Figure collection entries =>
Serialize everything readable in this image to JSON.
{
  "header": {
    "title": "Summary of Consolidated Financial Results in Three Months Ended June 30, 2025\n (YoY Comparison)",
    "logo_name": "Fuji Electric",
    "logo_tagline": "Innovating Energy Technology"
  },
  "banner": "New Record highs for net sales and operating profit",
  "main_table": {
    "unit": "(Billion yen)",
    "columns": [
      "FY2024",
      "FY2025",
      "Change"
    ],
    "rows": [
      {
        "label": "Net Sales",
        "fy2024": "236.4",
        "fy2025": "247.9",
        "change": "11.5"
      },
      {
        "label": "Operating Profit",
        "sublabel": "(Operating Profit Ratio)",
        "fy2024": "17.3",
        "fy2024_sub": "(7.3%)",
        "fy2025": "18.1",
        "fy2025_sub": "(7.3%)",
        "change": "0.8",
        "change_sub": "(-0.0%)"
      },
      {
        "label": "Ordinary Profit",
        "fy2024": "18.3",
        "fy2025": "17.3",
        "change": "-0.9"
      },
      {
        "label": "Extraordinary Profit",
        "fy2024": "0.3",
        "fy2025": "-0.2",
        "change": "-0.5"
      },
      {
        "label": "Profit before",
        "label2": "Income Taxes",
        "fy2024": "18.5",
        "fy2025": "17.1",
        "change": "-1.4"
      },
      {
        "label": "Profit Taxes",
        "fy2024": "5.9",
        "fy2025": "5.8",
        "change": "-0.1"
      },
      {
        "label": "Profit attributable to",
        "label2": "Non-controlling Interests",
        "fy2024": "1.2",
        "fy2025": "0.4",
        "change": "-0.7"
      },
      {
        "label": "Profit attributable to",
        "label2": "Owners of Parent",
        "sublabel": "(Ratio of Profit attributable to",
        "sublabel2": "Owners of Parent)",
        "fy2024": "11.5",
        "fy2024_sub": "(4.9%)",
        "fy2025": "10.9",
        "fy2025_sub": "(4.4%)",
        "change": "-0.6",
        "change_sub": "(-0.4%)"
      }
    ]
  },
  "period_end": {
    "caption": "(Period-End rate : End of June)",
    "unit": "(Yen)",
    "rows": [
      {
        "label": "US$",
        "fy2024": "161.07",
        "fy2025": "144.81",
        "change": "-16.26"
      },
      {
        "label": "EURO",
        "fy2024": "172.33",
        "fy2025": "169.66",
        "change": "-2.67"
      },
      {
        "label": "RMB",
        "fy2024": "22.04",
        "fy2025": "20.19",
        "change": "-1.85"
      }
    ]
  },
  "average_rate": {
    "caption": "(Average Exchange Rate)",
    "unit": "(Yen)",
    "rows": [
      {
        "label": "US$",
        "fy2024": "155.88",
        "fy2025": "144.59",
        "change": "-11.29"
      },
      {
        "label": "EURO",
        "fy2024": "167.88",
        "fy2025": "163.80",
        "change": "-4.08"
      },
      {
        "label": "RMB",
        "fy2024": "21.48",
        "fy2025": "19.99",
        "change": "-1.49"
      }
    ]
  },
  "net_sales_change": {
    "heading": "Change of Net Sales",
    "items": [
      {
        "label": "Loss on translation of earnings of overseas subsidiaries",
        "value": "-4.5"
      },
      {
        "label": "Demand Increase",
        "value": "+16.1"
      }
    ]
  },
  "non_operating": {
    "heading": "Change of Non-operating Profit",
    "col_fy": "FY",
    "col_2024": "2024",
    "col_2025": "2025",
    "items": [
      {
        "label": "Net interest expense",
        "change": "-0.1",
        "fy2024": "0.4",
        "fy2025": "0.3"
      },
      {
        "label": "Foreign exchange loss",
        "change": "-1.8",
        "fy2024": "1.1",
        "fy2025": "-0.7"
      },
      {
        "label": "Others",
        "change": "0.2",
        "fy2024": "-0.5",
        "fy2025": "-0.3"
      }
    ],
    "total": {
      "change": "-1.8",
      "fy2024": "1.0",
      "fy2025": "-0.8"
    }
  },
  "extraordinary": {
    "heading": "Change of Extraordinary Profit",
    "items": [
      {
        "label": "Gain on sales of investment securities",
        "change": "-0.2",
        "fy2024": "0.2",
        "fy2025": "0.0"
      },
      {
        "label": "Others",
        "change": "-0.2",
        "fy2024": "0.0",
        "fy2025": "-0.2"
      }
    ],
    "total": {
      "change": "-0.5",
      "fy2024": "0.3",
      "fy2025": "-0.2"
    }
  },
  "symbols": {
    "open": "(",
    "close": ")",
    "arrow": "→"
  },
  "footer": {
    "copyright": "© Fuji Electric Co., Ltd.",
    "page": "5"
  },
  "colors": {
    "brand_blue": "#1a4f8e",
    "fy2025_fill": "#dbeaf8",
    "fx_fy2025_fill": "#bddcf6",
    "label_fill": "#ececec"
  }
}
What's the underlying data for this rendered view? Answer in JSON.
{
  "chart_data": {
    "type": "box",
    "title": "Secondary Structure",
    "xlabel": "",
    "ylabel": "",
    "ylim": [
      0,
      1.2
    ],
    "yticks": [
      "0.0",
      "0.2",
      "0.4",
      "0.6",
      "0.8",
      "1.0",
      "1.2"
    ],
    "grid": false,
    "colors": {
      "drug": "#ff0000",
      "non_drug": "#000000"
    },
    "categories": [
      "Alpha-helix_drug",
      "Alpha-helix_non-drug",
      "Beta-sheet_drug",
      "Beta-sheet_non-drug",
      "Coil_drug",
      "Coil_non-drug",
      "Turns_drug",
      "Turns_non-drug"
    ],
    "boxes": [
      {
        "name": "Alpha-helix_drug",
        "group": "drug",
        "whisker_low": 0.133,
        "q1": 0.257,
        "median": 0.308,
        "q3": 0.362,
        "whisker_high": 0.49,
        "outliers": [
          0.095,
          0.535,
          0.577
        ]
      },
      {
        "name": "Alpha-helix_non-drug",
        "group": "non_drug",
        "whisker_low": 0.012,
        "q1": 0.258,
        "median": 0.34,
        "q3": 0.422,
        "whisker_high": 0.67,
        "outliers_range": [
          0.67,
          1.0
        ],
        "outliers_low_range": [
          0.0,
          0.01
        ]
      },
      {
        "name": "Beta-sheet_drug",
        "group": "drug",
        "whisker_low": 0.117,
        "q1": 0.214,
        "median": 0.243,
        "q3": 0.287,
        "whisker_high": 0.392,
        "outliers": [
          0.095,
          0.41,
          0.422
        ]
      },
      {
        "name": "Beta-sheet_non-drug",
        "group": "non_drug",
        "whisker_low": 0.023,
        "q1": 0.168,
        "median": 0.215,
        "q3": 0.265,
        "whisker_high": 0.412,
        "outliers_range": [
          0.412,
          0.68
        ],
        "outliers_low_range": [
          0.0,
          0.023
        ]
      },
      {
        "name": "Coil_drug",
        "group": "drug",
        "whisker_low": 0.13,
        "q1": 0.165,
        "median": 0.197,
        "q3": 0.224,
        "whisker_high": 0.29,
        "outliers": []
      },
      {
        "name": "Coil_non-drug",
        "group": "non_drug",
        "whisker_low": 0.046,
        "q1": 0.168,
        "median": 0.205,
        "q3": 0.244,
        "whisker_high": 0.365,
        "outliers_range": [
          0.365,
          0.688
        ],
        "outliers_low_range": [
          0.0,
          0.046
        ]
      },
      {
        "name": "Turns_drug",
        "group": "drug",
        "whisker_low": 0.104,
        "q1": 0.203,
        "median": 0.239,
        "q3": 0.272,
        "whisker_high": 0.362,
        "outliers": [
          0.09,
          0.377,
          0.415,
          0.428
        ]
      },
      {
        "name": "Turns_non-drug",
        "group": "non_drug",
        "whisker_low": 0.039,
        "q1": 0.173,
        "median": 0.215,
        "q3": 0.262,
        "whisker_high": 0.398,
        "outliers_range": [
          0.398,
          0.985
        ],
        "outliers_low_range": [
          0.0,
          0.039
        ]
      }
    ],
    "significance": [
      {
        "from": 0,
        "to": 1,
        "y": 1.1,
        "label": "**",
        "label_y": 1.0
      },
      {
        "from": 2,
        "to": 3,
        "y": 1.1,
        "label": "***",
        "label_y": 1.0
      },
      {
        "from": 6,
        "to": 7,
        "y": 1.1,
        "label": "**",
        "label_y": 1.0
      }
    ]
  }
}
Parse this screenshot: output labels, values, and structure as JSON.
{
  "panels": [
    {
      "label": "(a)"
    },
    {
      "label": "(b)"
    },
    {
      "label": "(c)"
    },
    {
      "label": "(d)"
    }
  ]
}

Required task =>
Go back to the data above and please quote exactly, and only, the lines from the line with "Parse this screenshot: output" through its last line.

Answer to the exercise =>
Parse this screenshot: output labels, values, and structure as JSON.
{
  "panels": [
    {
      "label": "(a)"
    },
    {
      "label": "(b)"
    },
    {
      "label": "(c)"
    },
    {
      "label": "(d)"
    }
  ]
}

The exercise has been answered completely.